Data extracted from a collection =
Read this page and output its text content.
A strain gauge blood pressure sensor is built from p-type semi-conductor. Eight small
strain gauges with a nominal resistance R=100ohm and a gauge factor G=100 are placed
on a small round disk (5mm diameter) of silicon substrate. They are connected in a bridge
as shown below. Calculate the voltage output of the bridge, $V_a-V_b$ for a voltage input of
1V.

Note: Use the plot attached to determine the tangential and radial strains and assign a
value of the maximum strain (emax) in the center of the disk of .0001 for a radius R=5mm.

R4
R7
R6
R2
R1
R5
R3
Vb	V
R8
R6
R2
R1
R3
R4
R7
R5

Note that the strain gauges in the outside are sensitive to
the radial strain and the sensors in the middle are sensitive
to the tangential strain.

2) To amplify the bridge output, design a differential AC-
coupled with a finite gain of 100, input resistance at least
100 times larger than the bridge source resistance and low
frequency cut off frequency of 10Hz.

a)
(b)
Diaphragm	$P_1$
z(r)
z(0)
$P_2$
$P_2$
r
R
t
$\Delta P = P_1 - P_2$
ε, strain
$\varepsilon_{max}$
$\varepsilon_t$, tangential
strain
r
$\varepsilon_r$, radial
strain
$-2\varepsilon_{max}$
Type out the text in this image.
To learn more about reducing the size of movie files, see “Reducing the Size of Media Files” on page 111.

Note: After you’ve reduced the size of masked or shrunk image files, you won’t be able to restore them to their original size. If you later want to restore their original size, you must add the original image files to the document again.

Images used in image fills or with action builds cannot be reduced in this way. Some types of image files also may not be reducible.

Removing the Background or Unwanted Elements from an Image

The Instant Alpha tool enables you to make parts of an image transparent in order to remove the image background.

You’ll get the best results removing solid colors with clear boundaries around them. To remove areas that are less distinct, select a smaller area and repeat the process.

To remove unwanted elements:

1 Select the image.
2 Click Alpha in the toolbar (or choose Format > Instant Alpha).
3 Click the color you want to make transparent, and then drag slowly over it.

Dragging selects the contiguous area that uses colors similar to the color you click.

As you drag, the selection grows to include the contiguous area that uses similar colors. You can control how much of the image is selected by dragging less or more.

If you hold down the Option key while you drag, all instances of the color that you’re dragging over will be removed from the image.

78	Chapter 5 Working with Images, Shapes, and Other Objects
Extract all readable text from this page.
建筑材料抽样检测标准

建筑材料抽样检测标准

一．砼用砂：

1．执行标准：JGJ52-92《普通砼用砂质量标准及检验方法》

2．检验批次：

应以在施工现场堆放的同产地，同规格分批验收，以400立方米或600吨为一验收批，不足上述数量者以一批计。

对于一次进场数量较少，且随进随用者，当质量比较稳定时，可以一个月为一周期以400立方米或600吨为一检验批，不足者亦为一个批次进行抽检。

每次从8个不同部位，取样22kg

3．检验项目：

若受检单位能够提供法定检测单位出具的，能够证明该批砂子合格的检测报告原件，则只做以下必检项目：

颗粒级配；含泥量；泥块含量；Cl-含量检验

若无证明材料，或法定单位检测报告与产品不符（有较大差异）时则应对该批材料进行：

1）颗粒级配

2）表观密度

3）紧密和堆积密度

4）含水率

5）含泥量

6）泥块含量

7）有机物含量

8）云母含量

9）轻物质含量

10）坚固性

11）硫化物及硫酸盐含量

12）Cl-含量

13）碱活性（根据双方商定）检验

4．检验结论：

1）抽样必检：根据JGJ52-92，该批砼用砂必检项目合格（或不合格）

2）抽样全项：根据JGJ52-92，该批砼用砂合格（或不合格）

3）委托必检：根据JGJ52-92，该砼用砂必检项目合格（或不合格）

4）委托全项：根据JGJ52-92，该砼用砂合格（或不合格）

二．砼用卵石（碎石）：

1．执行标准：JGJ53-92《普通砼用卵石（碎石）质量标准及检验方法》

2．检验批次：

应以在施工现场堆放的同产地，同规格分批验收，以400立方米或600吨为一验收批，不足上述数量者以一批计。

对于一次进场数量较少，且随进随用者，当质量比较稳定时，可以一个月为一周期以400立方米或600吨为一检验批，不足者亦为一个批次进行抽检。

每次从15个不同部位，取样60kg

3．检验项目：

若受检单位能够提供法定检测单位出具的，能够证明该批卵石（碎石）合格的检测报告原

WHAT TO PRODUCE = Every entry in the listing must be retyped exactly.

TASK RESULT =
Read this page and output its text content.
A strain gauge blood pressure sensor is built from p-type semi-conductor. Eight small
strain gauges with a nominal resistance R=100ohm and a gauge factor G=100 are placed
on a small round disk (5mm diameter) of silicon substrate. They are connected in a bridge
as shown below. Calculate the voltage output of the bridge, $V_a-V_b$ for a voltage input of
1V.

Note: Use the plot attached to determine the tangential and radial strains and assign a
value of the maximum strain (emax) in the center of the disk of .0001 for a radius R=5mm.

R4
R7
R6
R2
R1
R5
R3
Vb	V
R8
R6
R2
R1
R3
R4
R7
R5

Note that the strain gauges in the outside are sensitive to
the radial strain and the sensors in the middle are sensitive
to the tangential strain.

2) To amplify the bridge output, design a differential AC-
coupled with a finite gain of 100, input resistance at least
100 times larger than the bridge source resistance and low
frequency cut off frequency of 10Hz.

a)
(b)
Diaphragm	$P_1$
z(r)
z(0)
$P_2$
$P_2$
r
R
t
$\Delta P = P_1 - P_2$
ε, strain
$\varepsilon_{max}$
$\varepsilon_t$, tangential
strain
r
$\varepsilon_r$, radial
strain
$-2\varepsilon_{max}$
Type out the text in this image.
To learn more about reducing the size of movie files, see “Reducing the Size of Media Files” on page 111.

Note: After you’ve reduced the size of masked or shrunk image files, you won’t be able to restore them to their original size. If you later want to restore their original size, you must add the original image files to the document again.

Images used in image fills or with action builds cannot be reduced in this way. Some types of image files also may not be reducible.

Removing the Background or Unwanted Elements from an Image

The Instant Alpha tool enables you to make parts of an image transparent in order to remove the image background.

You’ll get the best results removing solid colors with clear boundaries around them. To remove areas that are less distinct, select a smaller area and repeat the process.

To remove unwanted elements:

1 Select the image.
2 Click Alpha in the toolbar (or choose Format > Instant Alpha).
3 Click the color you want to make transparent, and then drag slowly over it.

Dragging selects the contiguous area that uses colors similar to the color you click.

As you drag, the selection grows to include the contiguous area that uses similar colors. You can control how much of the image is selected by dragging less or more.

If you hold down the Option key while you drag, all instances of the color that you’re dragging over will be removed from the image.

78	Chapter 5 Working with Images, Shapes, and Other Objects
Extract all readable text from this page.
建筑材料抽样检测标准

建筑材料抽样检测标准

一．砼用砂：

1．执行标准：JGJ52-92《普通砼用砂质量标准及检验方法》

2．检验批次：

应以在施工现场堆放的同产地，同规格分批验收，以400立方米或600吨为一验收批，不足上述数量者以一批计。

对于一次进场数量较少，且随进随用者，当质量比较稳定时，可以一个月为一周期以400立方米或600吨为一检验批，不足者亦为一个批次进行抽检。

每次从8个不同部位，取样22kg

3．检验项目：

若受检单位能够提供法定检测单位出具的，能够证明该批砂子合格的检测报告原件，则只做以下必检项目：

颗粒级配；含泥量；泥块含量；Cl-含量检验

若无证明材料，或法定单位检测报告与产品不符（有较大差异）时则应对该批材料进行：

1）颗粒级配

2）表观密度

3）紧密和堆积密度

4）含水率

5）含泥量

6）泥块含量

7）有机物含量

8）云母含量

9）轻物质含量

10）坚固性

11）硫化物及硫酸盐含量

12）Cl-含量

13）碱活性（根据双方商定）检验

4．检验结论：

1）抽样必检：根据JGJ52-92，该批砼用砂必检项目合格（或不合格）

2）抽样全项：根据JGJ52-92，该批砼用砂合格（或不合格）

3）委托必检：根据JGJ52-92，该砼用砂必检项目合格（或不合格）

4）委托全项：根据JGJ52-92，该砼用砂合格（或不合格）

二．砼用卵石（碎石）：

1．执行标准：JGJ53-92《普通砼用卵石（碎石）质量标准及检验方法》

2．检验批次：

应以在施工现场堆放的同产地，同规格分批验收，以400立方米或600吨为一验收批，不足上述数量者以一批计。

对于一次进场数量较少，且随进随用者，当质量比较稳定时，可以一个月为一周期以400立方米或600吨为一检验批，不足者亦为一个批次进行抽检。

每次从15个不同部位，取样60kg

3．检验项目：

若受检单位能够提供法定检测单位出具的，能够证明该批卵石（碎石）合格的检测报告原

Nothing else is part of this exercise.